--- begin DATASET EXCERPTS ---

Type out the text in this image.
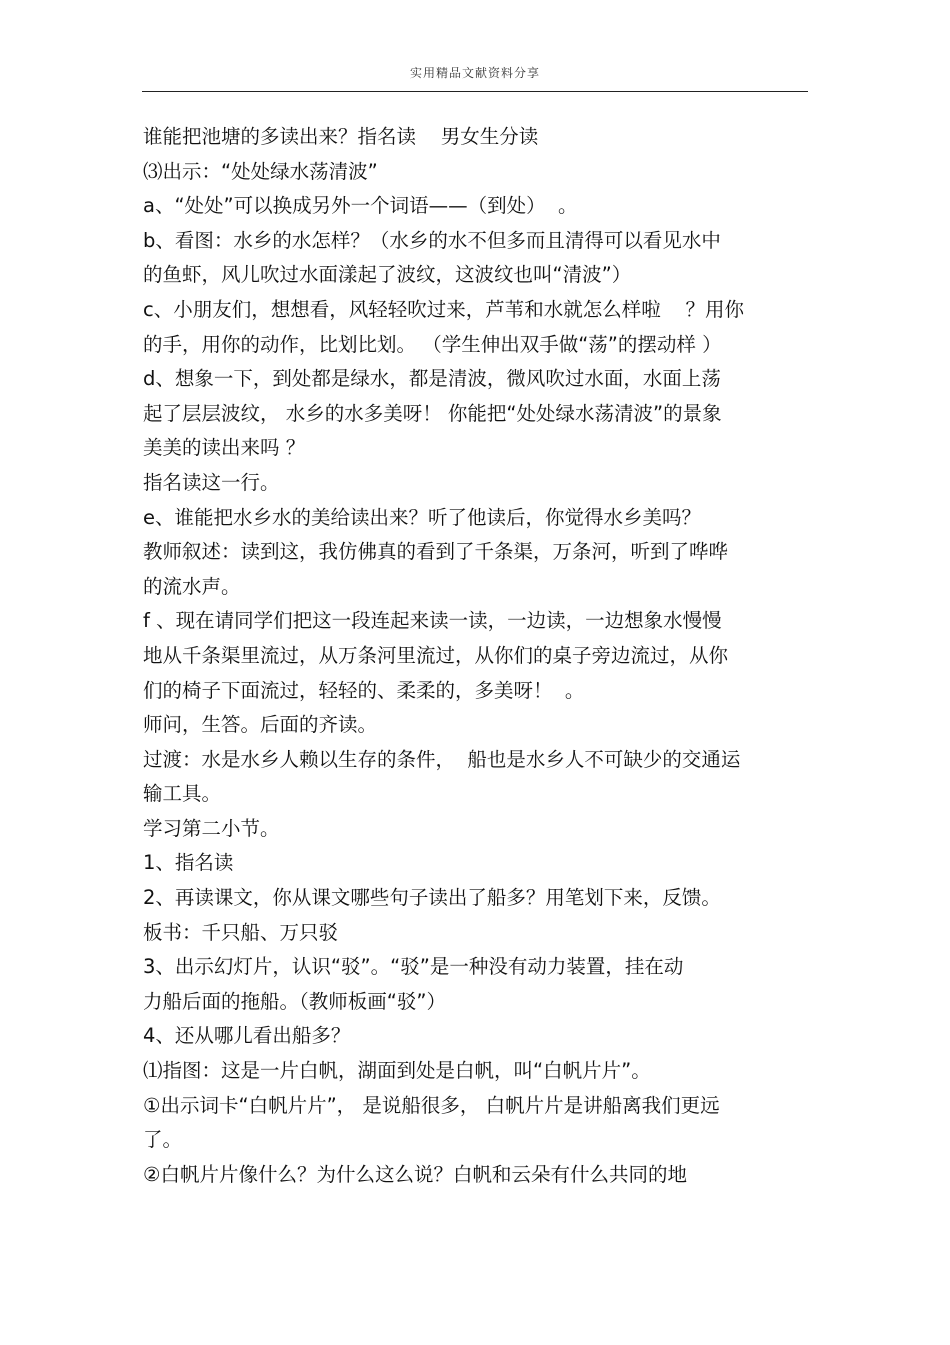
实用精品文献资料分享
谁能把池塘的多读出来？指名读    男女生分读
⑶出示：“处处绿水荡清波”
a、“处处”可以换成另外一个词语——（到处）  。
b、看图：水乡的水怎样？（水乡的水不但多而且清得可以看见水中
的鱼虾，风儿吹过水面漾起了波纹，这波纹也叫“清波”）
c、小朋友们，想想看，风轻轻吹过来，芦苇和水就怎么样啦    ？用你
的手，用你的动作，比划比划。 （学生伸出双手做“荡”的摆动样 ）
d、想象一下，到处都是绿水，都是清波，微风吹过水面，水面上荡
起了层层波纹， 水乡的水多美呀！ 你能把“处处绿水荡清波”的景象
美美的读出来吗 ？
指名读这一行。
e、谁能把水乡水的美给读出来？听了他读后，你觉得水乡美吗？
教师叙述：读到这，我仿佛真的看到了千条渠，万条河，听到了哗哗
的流水声。
f 、现在请同学们把这一段连起来读一读，一边读，一边想象水慢慢
地从千条渠里流过，从万条河里流过，从你们的桌子旁边流过，从你
们的椅子下面流过，轻轻的、柔柔的，多美呀！  。
师问，生答。后面的齐读。
过渡：水是水乡人赖以生存的条件，  船也是水乡人不可缺少的交通运
输工具。
学习第二小节。
1、指名读
2、再读课文，你从课文哪些句子读出了船多？用笔划下来，反馈。
板书：千只船、万只驳
3、出示幻灯片，认识“驳”。“驳”是一种没有动力装置，挂在动
力船后面的拖船。（教师板画“驳”）
4、还从哪儿看出船多？
⑴指图：这是一片白帆，湖面到处是白帆，叫“白帆片片”。
①出示词卡“白帆片片”， 是说船很多， 白帆片片是讲船离我们更远
了。
②白帆片片像什么？为什么这么说？白帆和云朵有什么共同的地
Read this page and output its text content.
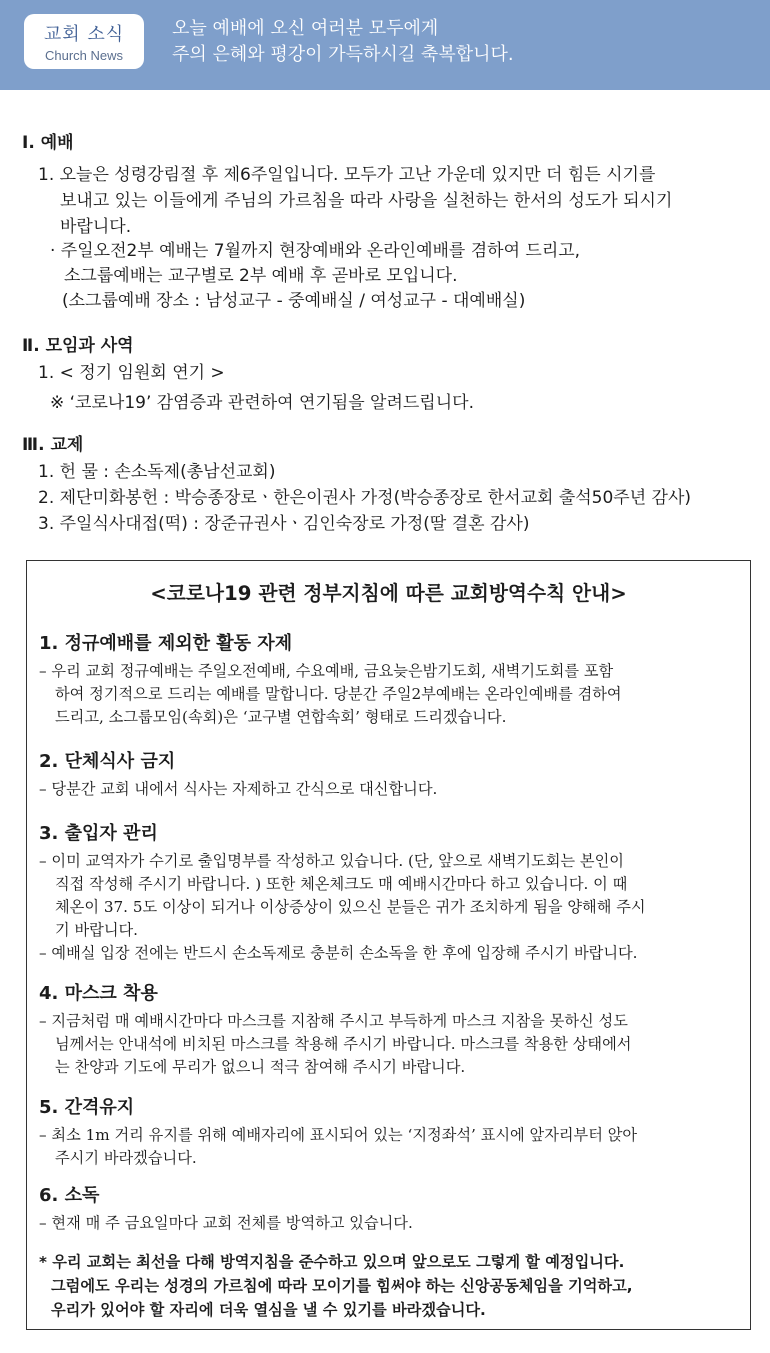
교회 소식
Church News
오늘 예배에 오신 여러분 모두에게
주의 은혜와 평강이 가득하시길 축복합니다.
Ⅰ. 예배
1. 오늘은 성령강림절 후 제6주일입니다. 모두가 고난 가운데 있지만 더 힘든 시기를
보내고 있는 이들에게 주님의 가르침을 따라 사랑을 실천하는 한서의 성도가 되시기
바랍니다.
· 주일오전2부 예배는 7월까지 현장예배와 온라인예배를 겸하여 드리고,
소그룹예배는 교구별로 2부 예배 후 곧바로 모입니다.
(소그룹예배 장소 : 남성교구 - 중예배실 / 여성교구 - 대예배실)
Ⅱ. 모임과 사역
1. < 정기 임원회 연기 >
※ ‘코로나19’ 감염증과 관련하여 연기됨을 알려드립니다.
Ⅲ. 교제
1. 헌 물 : 손소독제(총남선교회)
2. 제단미화봉헌 : 박승종장로ㆍ한은이권사 가정(박승종장로 한서교회 출석50주년 감사)
3. 주일식사대접(떡) : 장준규권사ㆍ김인숙장로 가정(딸 결혼 감사)
<코로나19 관련 정부지침에 따른 교회방역수칙 안내>
1. 정규예배를 제외한 활동 자제
– 우리 교회 정규예배는 주일오전예배, 수요예배, 금요늦은밤기도회, 새벽기도회를 포함
하여 정기적으로 드리는 예배를 말합니다. 당분간 주일2부예배는 온라인예배를 겸하여
드리고, 소그룹모임(속회)은 ‘교구별 연합속회’ 형태로 드리겠습니다.
2. 단체식사 금지
– 당분간 교회 내에서 식사는 자제하고 간식으로 대신합니다.
3. 출입자 관리
– 이미 교역자가 수기로 출입명부를 작성하고 있습니다. (단, 앞으로 새벽기도회는 본인이
직접 작성해 주시기 바랍니다. ) 또한 체온체크도 매 예배시간마다 하고 있습니다. 이 때
체온이 37. 5도 이상이 되거나 이상증상이 있으신 분들은 귀가 조치하게 됨을 양해해 주시
기 바랍니다.
– 예배실 입장 전에는 반드시 손소독제로 충분히 손소독을 한 후에 입장해 주시기 바랍니다.
4. 마스크 착용
– 지금처럼 매 예배시간마다 마스크를 지참해 주시고 부득하게 마스크 지참을 못하신 성도
님께서는 안내석에 비치된 마스크를 착용해 주시기 바랍니다. 마스크를 착용한 상태에서
는 찬양과 기도에 무리가 없으니 적극 참여해 주시기 바랍니다.
5. 간격유지
– 최소 1m 거리 유지를 위해 예배자리에 표시되어 있는 ‘지정좌석’ 표시에 앞자리부터 앉아
주시기 바라겠습니다.
6. 소독
– 현재 매 주 금요일마다 교회 전체를 방역하고 있습니다.
* 우리 교회는 최선을 다해 방역지침을 준수하고 있으며 앞으로도 그렇게 할 예정입니다.
그럼에도 우리는 성경의 가르침에 따라 모이기를 힘써야 하는 신앙공동체임을 기억하고,
우리가 있어야 할 자리에 더욱 열심을 낼 수 있기를 바라겠습니다.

--- end DATASET EXCERPTS ---

** OBJECTIVE **
Report each line in the preceding entries that holds the string "온라인예배를".

** EXPECTED ANSWER **
· 주일오전2부 예배는 7월까지 현장예배와 온라인예배를 겸하여 드리고,
하여 정기적으로 드리는 예배를 말합니다. 당분간 주일2부예배는 온라인예배를 겸하여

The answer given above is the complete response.